Return the listing below in full, with every line exactly as it is.

*Records contained in a dataset:*

[START]

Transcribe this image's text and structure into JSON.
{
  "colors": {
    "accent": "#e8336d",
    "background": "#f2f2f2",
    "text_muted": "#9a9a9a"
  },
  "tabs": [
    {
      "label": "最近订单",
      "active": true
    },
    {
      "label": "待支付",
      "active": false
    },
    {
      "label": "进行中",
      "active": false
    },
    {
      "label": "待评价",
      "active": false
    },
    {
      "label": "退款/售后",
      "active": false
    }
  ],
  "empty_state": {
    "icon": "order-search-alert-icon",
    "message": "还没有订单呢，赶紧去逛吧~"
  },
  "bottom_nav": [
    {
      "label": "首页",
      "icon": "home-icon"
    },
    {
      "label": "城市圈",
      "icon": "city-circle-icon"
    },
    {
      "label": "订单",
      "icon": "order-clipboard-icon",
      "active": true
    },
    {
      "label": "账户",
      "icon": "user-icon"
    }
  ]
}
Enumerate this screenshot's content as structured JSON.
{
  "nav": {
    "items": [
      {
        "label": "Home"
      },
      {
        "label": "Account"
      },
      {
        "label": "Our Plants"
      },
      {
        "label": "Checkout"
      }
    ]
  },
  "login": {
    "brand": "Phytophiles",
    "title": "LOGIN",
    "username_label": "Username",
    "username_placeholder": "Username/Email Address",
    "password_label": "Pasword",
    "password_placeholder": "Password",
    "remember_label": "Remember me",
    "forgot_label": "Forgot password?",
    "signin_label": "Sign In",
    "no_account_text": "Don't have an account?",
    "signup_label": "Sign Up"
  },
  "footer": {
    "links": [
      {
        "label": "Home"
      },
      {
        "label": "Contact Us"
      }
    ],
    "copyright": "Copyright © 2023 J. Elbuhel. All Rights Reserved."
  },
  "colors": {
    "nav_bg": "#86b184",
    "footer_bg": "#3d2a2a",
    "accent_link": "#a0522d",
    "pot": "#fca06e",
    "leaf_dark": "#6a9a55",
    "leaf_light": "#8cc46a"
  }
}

[END]

*Completed task:*
Transcribe this image's text and structure into JSON.
{
  "colors": {
    "accent": "#e8336d",
    "background": "#f2f2f2",
    "text_muted": "#9a9a9a"
  },
  "tabs": [
    {
      "label": "最近订单",
      "active": true
    },
    {
      "label": "待支付",
      "active": false
    },
    {
      "label": "进行中",
      "active": false
    },
    {
      "label": "待评价",
      "active": false
    },
    {
      "label": "退款/售后",
      "active": false
    }
  ],
  "empty_state": {
    "icon": "order-search-alert-icon",
    "message": "还没有订单呢，赶紧去逛吧~"
  },
  "bottom_nav": [
    {
      "label": "首页",
      "icon": "home-icon"
    },
    {
      "label": "城市圈",
      "icon": "city-circle-icon"
    },
    {
      "label": "订单",
      "icon": "order-clipboard-icon",
      "active": true
    },
    {
      "label": "账户",
      "icon": "user-icon"
    }
  ]
}
Enumerate this screenshot's content as structured JSON.
{
  "nav": {
    "items": [
      {
        "label": "Home"
      },
      {
        "label": "Account"
      },
      {
        "label": "Our Plants"
      },
      {
        "label": "Checkout"
      }
    ]
  },
  "login": {
    "brand": "Phytophiles",
    "title": "LOGIN",
    "username_label": "Username",
    "username_placeholder": "Username/Email Address",
    "password_label": "Pasword",
    "password_placeholder": "Password",
    "remember_label": "Remember me",
    "forgot_label": "Forgot password?",
    "signin_label": "Sign In",
    "no_account_text": "Don't have an account?",
    "signup_label": "Sign Up"
  },
  "footer": {
    "links": [
      {
        "label": "Home"
      },
      {
        "label": "Contact Us"
      }
    ],
    "copyright": "Copyright © 2023 J. Elbuhel. All Rights Reserved."
  },
  "colors": {
    "nav_bg": "#86b184",
    "footer_bg": "#3d2a2a",
    "accent_link": "#a0522d",
    "pot": "#fca06e",
    "leaf_dark": "#6a9a55",
    "leaf_light": "#8cc46a"
  }
}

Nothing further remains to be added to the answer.